Items listed in a dataset:
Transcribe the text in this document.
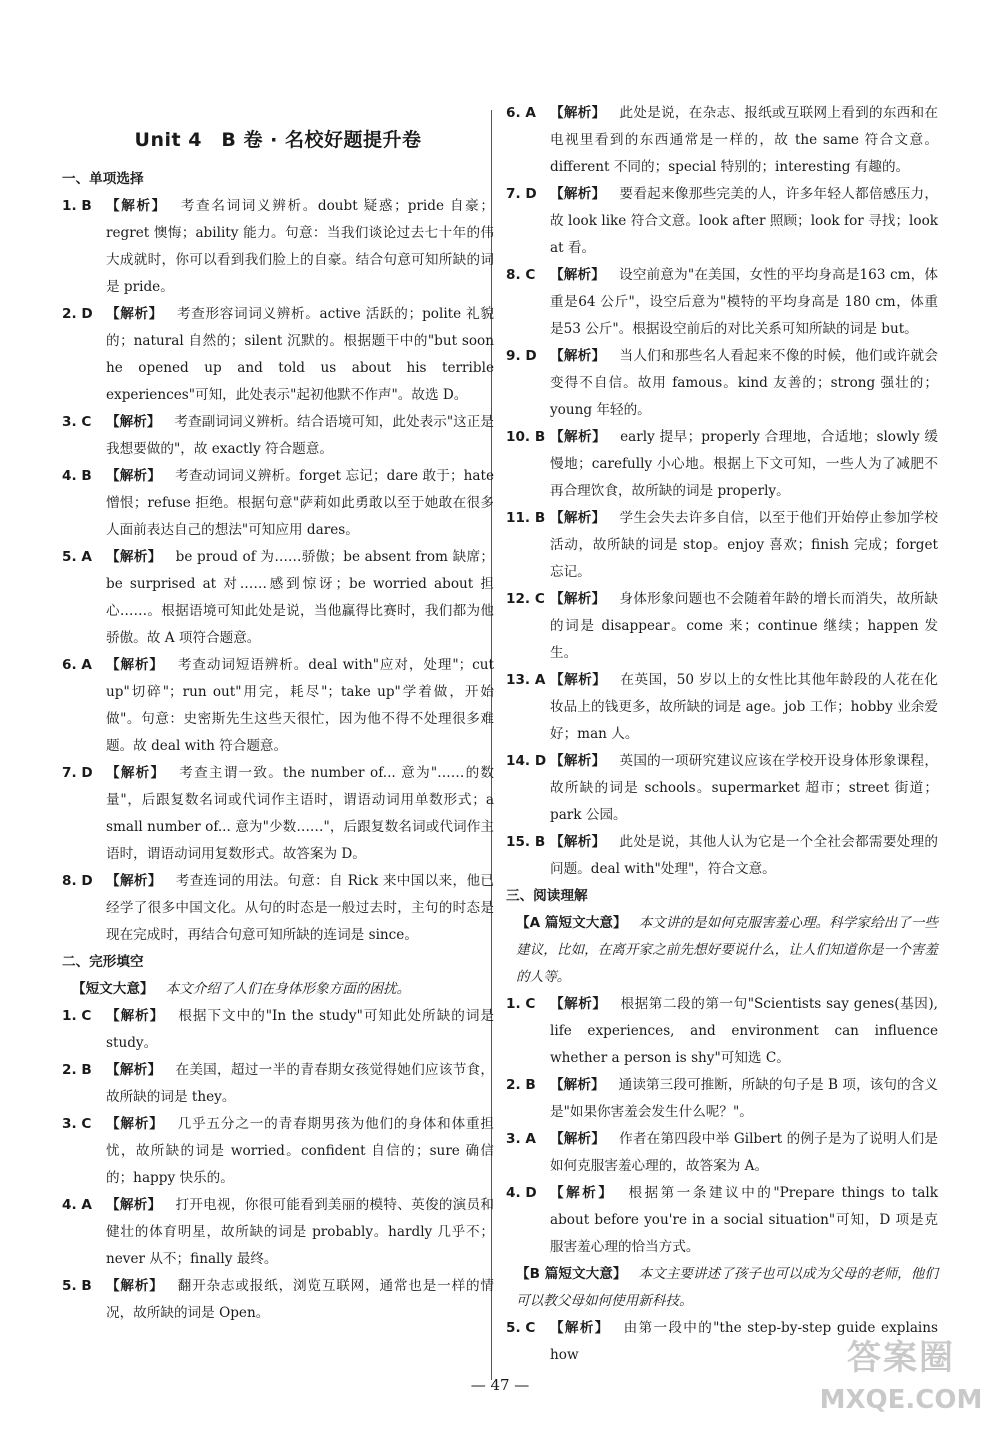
Unit 4　B 卷 · 名校好题提升卷
一、单项选择
1. B	【解析】 考查名词词义辨析。doubt 疑惑；pride 自豪；regret 懊悔；ability 能力。句意：当我们谈论过去七十年的伟大成就时，你可以看到我们脸上的自豪。结合句意可知所缺的词是 pride。
2. D 【解析】 考查形容词词义辨析。active 活跃的；polite 礼貌的；natural 自然的；silent 沉默的。根据题干中的"but soon he opened up and told us about his terrible experiences"可知，此处表示"起初他默不作声"。故选 D。
3. C	【解析】 考查副词词义辨析。结合语境可知，此处表示"这正是我想要做的"，故 exactly 符合题意。
4. B	【解析】 考查动词词义辨析。forget 忘记；dare 敢于；hate 憎恨；refuse 拒绝。根据句意"萨莉如此勇敢以至于她敢在很多人面前表达自己的想法"可知应用 dares。
5. A	【解析】 be proud of 为……骄傲；be absent from 缺席；be surprised at 对……感到惊讶；be worried about 担心……。根据语境可知此处是说，当他赢得比赛时，我们都为他骄傲。故 A 项符合题意。
6. A	【解析】 考查动词短语辨析。deal with"应对，处理"；cut up"切碎"；run out"用完，耗尽"；take up"学着做，开始做"。句意：史密斯先生这些天很忙，因为他不得不处理很多难题。故 deal with 符合题意。
7. D 【解析】 考查主谓一致。the number of... 意为"……的数量"，后跟复数名词或代词作主语时，谓语动词用单数形式；a small number of... 意为"少数……"，后跟复数名词或代词作主语时，谓语动词用复数形式。故答案为 D。
8. D 【解析】 考查连词的用法。句意：自 Rick 来中国以来，他已经学了很多中国文化。从句的时态是一般过去时，主句的时态是现在完成时，再结合句意可知所缺的连词是 since。
二、完形填空
【短文大意】 本文介绍了人们在身体形象方面的困扰。
1. C	【解析】 根据下文中的"In the study"可知此处所缺的词是 study。
2. B	【解析】 在美国，超过一半的青春期女孩觉得她们应该节食，故所缺的词是 they。
3. C	【解析】 几乎五分之一的青春期男孩为他们的身体和体重担忧，故所缺的词是 worried。confident 自信的；sure 确信的；happy 快乐的。
4. A	【解析】 打开电视，你很可能看到美丽的模特、英俊的演员和健壮的体育明星，故所缺的词是 probably。hardly 几乎不；never 从不；finally 最终。
5. B	【解析】 翻开杂志或报纸，浏览互联网，通常也是一样的情况，故所缺的词是 Open。
6. A	【解析】 此处是说，在杂志、报纸或互联网上看到的东西和在电视里看到的东西通常是一样的，故 the same 符合文意。different 不同的；special 特别的；interesting 有趣的。
7. D 【解析】 要看起来像那些完美的人，许多年轻人都倍感压力，故 look like 符合文意。look after 照顾；look for 寻找；look at 看。
8. C	【解析】 设空前意为"在美国，女性的平均身高是163 cm，体重是64 公斤"，设空后意为"模特的平均身高是 180 cm，体重是53 公斤"。根据设空前后的对比关系可知所缺的词是 but。
9. D 【解析】 当人们和那些名人看起来不像的时候，他们或许就会变得不自信。故用 famous。kind 友善的；strong 强壮的；young 年轻的。
10. B 【解析】 early 提早；properly 合理地，合适地；slowly 缓慢地；carefully 小心地。根据上下文可知，一些人为了减肥不再合理饮食，故所缺的词是 properly。
11. B 【解析】 学生会失去许多自信，以至于他们开始停止参加学校活动，故所缺的词是 stop。enjoy 喜欢；finish 完成；forget 忘记。
12. C 【解析】 身体形象问题也不会随着年龄的增长而消失，故所缺的词是 disappear。come 来；continue 继续；happen 发生。
13. A 【解析】 在英国，50 岁以上的女性比其他年龄段的人花在化妆品上的钱更多，故所缺的词是 age。job 工作；hobby 业余爱好；man 人。
14. D 【解析】 英国的一项研究建议应该在学校开设身体形象课程，故所缺的词是 schools。supermarket 超市；street 街道；park 公园。
15. B 【解析】 此处是说，其他人认为它是一个全社会都需要处理的问题。deal with"处理"，符合文意。
三、阅读理解
【A 篇短文大意】 本文讲的是如何克服害羞心理。科学家给出了一些建议，比如，在离开家之前先想好要说什么，让人们知道你是一个害羞的人等。
1. C	【解析】 根据第二段的第一句"Scientists say genes(基因), life experiences, and environment can influence whether a person is shy"可知选 C。
2. B	【解析】 通读第三段可推断，所缺的句子是 B 项，该句的含义是"如果你害羞会发生什么呢？"。
3. A	【解析】 作者在第四段中举 Gilbert 的例子是为了说明人们是如何克服害羞心理的，故答案为 A。
4. D 【解析】 根据第一条建议中的"Prepare things to talk about before you're in a social situation"可知，D 项是克服害羞心理的恰当方式。
【B 篇短文大意】 本文主要讲述了孩子也可以成为父母的老师，他们可以教父母如何使用新科技。
5. C	【解析】 由第一段中的"the step-by-step guide explains how
— 47 —
答案圈
MXQE.COM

**Activity**
From the entries above, copy every line that holds the word "符合文意".

**Output below**
6. A	【解析】 此处是说，在杂志、报纸或互联网上看到的东西和在电视里看到的东西通常是一样的，故 the same 符合文意。different 不同的；special 特别的；interesting 有趣的。
7. D 【解析】 要看起来像那些完美的人，许多年轻人都倍感压力，故 look like 符合文意。look after 照顾；look for 寻找；look at 看。
15. B 【解析】 此处是说，其他人认为它是一个全社会都需要处理的问题。deal with"处理"，符合文意。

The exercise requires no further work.